> [Your goal] Turn the lines of the listing from the line with "certification-paragraph: 4. The" to the line with "title-line-2: RULE 13a-14(a)" into a numbered list, omitting any blank lines.
··· Records
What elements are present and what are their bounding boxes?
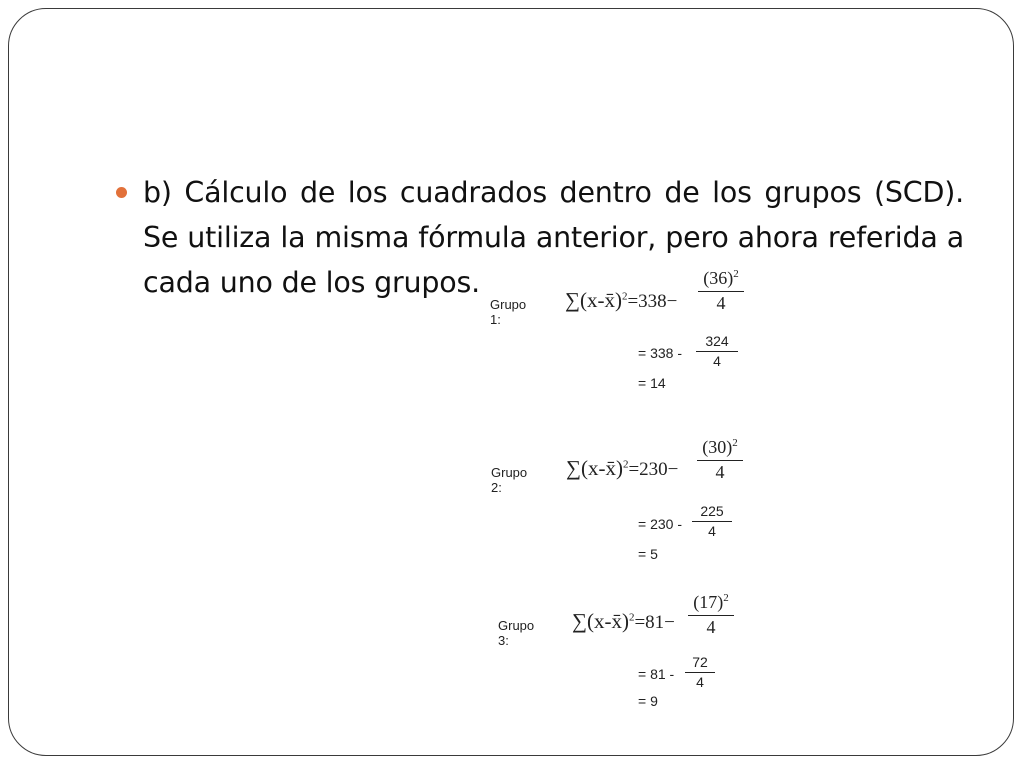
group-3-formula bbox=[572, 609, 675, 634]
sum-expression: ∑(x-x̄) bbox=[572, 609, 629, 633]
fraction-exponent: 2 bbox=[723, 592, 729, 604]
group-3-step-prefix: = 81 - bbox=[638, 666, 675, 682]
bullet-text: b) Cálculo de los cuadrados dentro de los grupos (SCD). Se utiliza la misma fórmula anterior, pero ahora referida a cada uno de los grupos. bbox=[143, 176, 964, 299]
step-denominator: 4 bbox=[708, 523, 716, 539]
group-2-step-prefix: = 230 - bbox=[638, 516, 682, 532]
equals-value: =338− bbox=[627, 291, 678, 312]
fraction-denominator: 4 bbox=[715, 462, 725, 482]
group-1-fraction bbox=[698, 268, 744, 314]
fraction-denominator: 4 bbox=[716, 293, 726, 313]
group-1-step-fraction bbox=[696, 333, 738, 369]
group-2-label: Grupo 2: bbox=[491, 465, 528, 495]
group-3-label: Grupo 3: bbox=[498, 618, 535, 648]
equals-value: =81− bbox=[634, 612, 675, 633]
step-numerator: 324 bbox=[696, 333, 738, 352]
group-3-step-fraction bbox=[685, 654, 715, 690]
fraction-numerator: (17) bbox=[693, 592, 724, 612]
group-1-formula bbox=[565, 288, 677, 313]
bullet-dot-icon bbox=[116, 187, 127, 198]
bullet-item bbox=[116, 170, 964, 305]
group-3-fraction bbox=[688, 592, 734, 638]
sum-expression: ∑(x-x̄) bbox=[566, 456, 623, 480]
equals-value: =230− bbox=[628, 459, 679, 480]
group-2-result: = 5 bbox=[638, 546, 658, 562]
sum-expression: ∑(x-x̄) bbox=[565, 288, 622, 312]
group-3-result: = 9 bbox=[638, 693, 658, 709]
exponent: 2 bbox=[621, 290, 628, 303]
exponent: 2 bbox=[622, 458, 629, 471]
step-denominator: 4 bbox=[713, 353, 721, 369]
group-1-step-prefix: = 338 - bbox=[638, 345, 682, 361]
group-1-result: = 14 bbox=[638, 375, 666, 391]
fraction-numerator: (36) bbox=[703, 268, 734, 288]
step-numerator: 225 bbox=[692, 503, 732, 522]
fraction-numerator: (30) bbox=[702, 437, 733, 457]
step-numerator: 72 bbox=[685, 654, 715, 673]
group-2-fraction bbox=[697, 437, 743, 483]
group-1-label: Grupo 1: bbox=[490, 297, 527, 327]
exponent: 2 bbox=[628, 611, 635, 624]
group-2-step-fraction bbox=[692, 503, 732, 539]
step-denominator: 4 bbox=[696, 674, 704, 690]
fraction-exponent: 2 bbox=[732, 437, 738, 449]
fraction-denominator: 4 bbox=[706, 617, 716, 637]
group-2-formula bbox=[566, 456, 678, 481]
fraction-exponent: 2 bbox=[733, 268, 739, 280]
······
··· Records
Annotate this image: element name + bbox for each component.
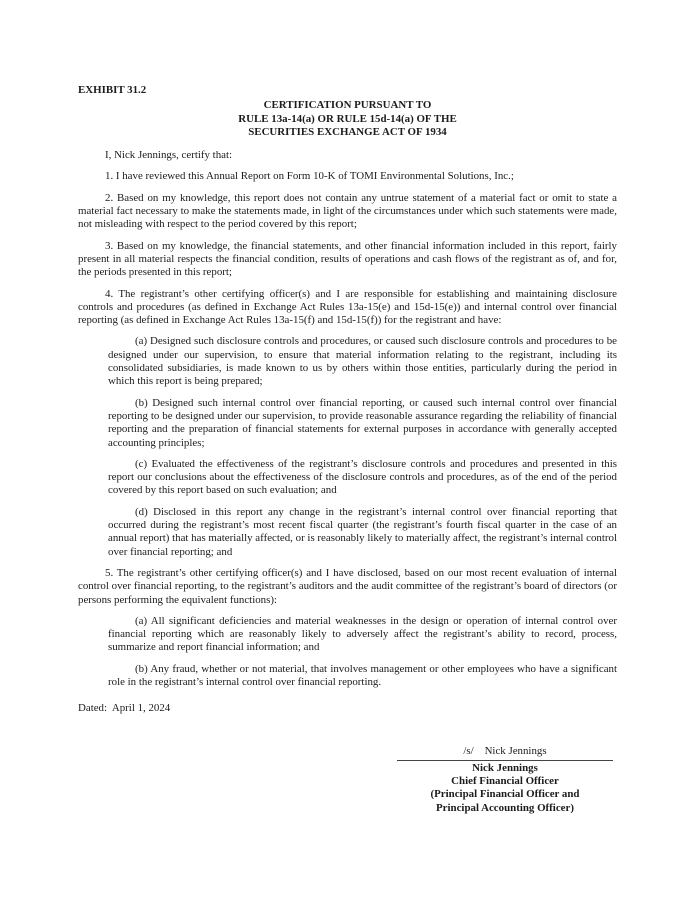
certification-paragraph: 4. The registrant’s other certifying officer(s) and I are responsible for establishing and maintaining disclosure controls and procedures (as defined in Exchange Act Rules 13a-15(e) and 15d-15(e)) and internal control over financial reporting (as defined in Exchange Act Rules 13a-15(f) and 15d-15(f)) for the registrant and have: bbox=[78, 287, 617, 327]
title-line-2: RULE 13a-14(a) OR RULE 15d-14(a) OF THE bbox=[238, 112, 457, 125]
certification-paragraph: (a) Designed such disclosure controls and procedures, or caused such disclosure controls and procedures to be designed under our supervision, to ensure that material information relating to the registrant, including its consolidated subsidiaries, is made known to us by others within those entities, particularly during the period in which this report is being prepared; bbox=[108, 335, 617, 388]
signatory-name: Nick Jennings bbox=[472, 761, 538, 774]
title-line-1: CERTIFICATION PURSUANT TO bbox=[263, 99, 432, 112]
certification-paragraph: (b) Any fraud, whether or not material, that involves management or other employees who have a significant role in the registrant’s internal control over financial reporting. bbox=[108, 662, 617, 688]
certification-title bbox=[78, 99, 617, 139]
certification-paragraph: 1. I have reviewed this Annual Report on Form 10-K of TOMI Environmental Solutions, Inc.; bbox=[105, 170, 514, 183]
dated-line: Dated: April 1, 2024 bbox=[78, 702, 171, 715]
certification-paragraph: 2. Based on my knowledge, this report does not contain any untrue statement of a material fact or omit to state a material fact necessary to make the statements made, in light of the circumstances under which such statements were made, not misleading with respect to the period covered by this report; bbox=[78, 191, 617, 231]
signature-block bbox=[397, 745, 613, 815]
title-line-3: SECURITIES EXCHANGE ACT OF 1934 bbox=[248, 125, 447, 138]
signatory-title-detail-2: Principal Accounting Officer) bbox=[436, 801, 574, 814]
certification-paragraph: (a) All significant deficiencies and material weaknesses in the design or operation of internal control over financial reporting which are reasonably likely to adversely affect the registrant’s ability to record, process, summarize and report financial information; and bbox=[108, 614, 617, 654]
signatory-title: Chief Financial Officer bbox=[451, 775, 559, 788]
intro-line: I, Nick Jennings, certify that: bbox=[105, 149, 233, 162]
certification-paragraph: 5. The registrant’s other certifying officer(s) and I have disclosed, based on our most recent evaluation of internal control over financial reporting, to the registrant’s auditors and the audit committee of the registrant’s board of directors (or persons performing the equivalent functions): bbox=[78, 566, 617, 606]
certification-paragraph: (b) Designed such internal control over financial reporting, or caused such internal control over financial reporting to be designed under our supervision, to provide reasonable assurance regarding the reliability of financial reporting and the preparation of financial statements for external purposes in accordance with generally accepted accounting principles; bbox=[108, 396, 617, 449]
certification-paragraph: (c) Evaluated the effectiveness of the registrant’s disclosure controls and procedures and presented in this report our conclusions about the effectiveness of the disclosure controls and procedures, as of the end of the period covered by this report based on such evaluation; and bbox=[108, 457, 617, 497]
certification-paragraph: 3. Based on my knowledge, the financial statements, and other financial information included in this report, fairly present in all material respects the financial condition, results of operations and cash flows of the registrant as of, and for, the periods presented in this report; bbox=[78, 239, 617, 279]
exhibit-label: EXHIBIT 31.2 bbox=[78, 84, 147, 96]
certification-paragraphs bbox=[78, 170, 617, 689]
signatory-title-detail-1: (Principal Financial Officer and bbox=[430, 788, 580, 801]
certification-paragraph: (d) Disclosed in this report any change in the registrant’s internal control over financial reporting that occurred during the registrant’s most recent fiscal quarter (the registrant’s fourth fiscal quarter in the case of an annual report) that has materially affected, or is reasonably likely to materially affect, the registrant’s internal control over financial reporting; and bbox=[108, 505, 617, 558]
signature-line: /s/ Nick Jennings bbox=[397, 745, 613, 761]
······
> [Solution to this problem]
1. certification-paragraph: 4. The registrant’s other certifying officer(s) and I are responsible for establishing and maintaining disclosure controls and procedures (as defined in Exchange Act Rules 13a-15(e) and 15d-15(e)) and internal control over financial reporting (as defined in Exchange Act Rules 13a-15(f) and 15d-15(f)) for the registrant and have: bbox=[78, 287, 617, 327]
2. title-line-2: RULE 13a-14(a) OR RULE 15d-14(a) OF THE bbox=[238, 112, 457, 125]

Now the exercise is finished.